### [Exercise task]
Every line below should be copied exactly; drop the pictures.

------------------------

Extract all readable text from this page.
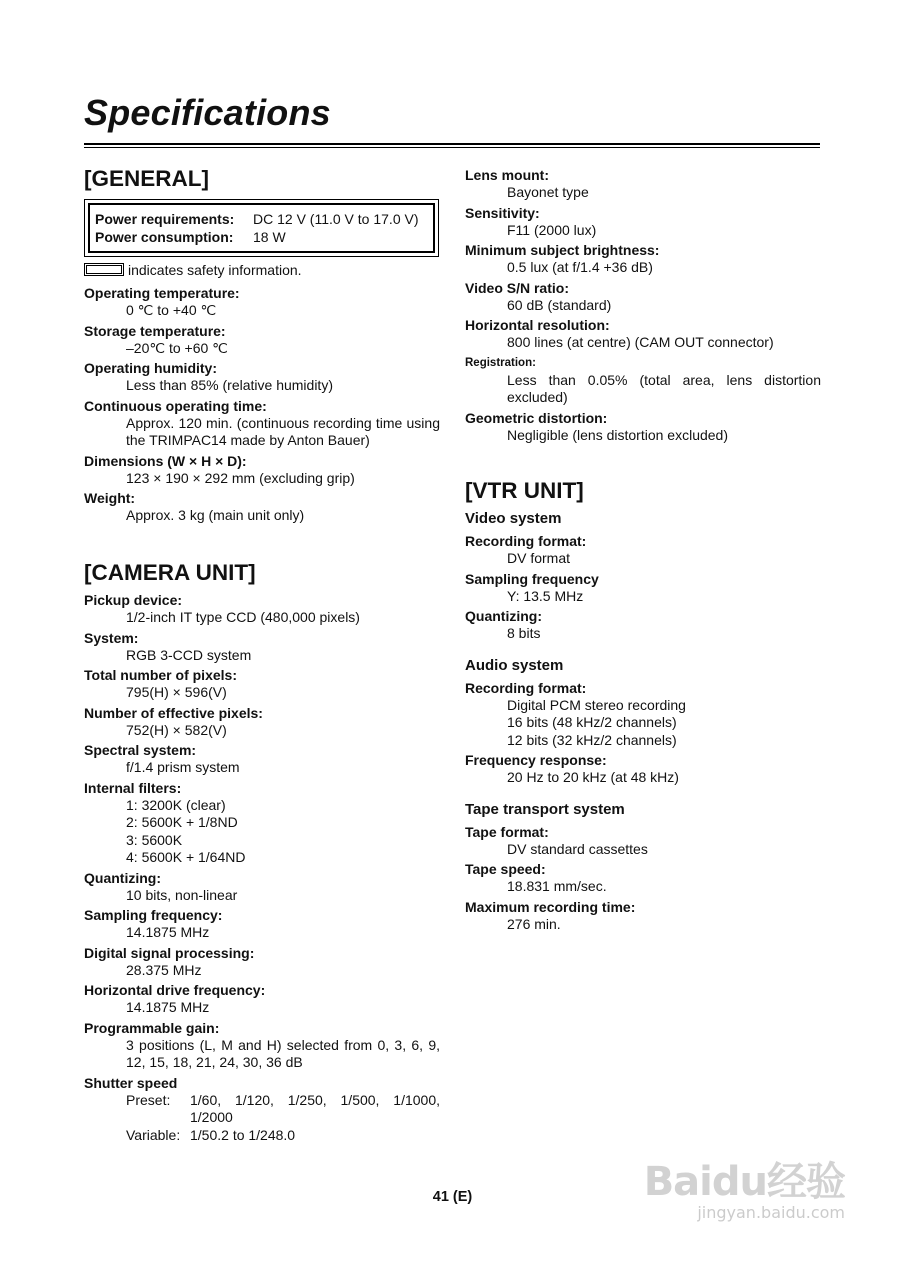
Specifications
[GENERAL]
Power requirements: DC 12 V (11.0 V to 17.0 V)
Power consumption: 18 W
indicates safety information.
Operating temperature:
0 ℃ to +40 ℃
Storage temperature:
–20℃ to +60 ℃
Operating humidity:
Less than 85% (relative humidity)
Continuous operating time:
Approx. 120 min. (continuous recording time using the TRIMPAC14 made by Anton Bauer)
Dimensions (W × H × D):
123 × 190 × 292 mm (excluding grip)
Weight:
Approx. 3 kg (main unit only)
[CAMERA UNIT]
Pickup device:
1/2-inch IT type CCD (480,000 pixels)
System:
RGB 3-CCD system
Total number of pixels:
795(H) × 596(V)
Number of effective pixels:
752(H) × 582(V)
Spectral system:
f/1.4 prism system
Internal filters:
1: 3200K (clear)
2: 5600K + 1/8ND
3: 5600K
4: 5600K + 1/64ND
Quantizing:
10 bits, non-linear
Sampling frequency:
14.1875 MHz
Digital signal processing:
28.375 MHz
Horizontal drive frequency:
14.1875 MHz
Programmable gain:
3 positions (L, M and H) selected from 0, 3, 6, 9, 12, 15, 18, 21, 24, 30, 36 dB
Shutter speed
Preset:	1/60, 1/120, 1/250, 1/500, 1/1000, 1/2000
Variable: 1/50.2 to 1/248.0
Lens mount:
Bayonet type
Sensitivity:
F11 (2000 lux)
Minimum subject brightness:
0.5 lux (at f/1.4 +36 dB)
Video S/N ratio:
60 dB (standard)
Horizontal resolution:
800 lines (at centre) (CAM OUT connector)
Registration:
Less than 0.05% (total area, lens distortion excluded)
Geometric distortion:
Negligible (lens distortion excluded)
[VTR UNIT]
Video system
Recording format:
DV format
Sampling frequency
Y: 13.5 MHz
Quantizing:
8 bits
Audio system
Recording format:
Digital PCM stereo recording
16 bits (48 kHz/2 channels)
12 bits (32 kHz/2 channels)
Frequency response:
20 Hz to 20 kHz (at 48 kHz)
Tape transport system
Tape format:
DV standard cassettes
Tape speed:
18.831 mm/sec.
Maximum recording time:
276 min.
41 (E)	Baidu经验
jingyan.baidu.com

------------------------

### [Exercise result]
Extract all readable text from this page.
Specifications
[GENERAL]
Power requirements: DC 12 V (11.0 V to 17.0 V)
Power consumption: 18 W
indicates safety information.
Operating temperature:
0 ℃ to +40 ℃
Storage temperature:
–20℃ to +60 ℃
Operating humidity:
Less than 85% (relative humidity)
Continuous operating time:
Approx. 120 min. (continuous recording time using the TRIMPAC14 made by Anton Bauer)
Dimensions (W × H × D):
123 × 190 × 292 mm (excluding grip)
Weight:
Approx. 3 kg (main unit only)
[CAMERA UNIT]
Pickup device:
1/2-inch IT type CCD (480,000 pixels)
System:
RGB 3-CCD system
Total number of pixels:
795(H) × 596(V)
Number of effective pixels:
752(H) × 582(V)
Spectral system:
f/1.4 prism system
Internal filters:
1: 3200K (clear)
2: 5600K + 1/8ND
3: 5600K
4: 5600K + 1/64ND
Quantizing:
10 bits, non-linear
Sampling frequency:
14.1875 MHz
Digital signal processing:
28.375 MHz
Horizontal drive frequency:
14.1875 MHz
Programmable gain:
3 positions (L, M and H) selected from 0, 3, 6, 9, 12, 15, 18, 21, 24, 30, 36 dB
Shutter speed
Preset:	1/60, 1/120, 1/250, 1/500, 1/1000, 1/2000
Variable: 1/50.2 to 1/248.0
Lens mount:
Bayonet type
Sensitivity:
F11 (2000 lux)
Minimum subject brightness:
0.5 lux (at f/1.4 +36 dB)
Video S/N ratio:
60 dB (standard)
Horizontal resolution:
800 lines (at centre) (CAM OUT connector)
Registration:
Less than 0.05% (total area, lens distortion excluded)
Geometric distortion:
Negligible (lens distortion excluded)
[VTR UNIT]
Video system
Recording format:
DV format
Sampling frequency
Y: 13.5 MHz
Quantizing:
8 bits
Audio system
Recording format:
Digital PCM stereo recording
16 bits (48 kHz/2 channels)
12 bits (32 kHz/2 channels)
Frequency response:
20 Hz to 20 kHz (at 48 kHz)
Tape transport system
Tape format:
DV standard cassettes
Tape speed:
18.831 mm/sec.
Maximum recording time:
276 min.
41 (E)	Baidu经验
jingyan.baidu.com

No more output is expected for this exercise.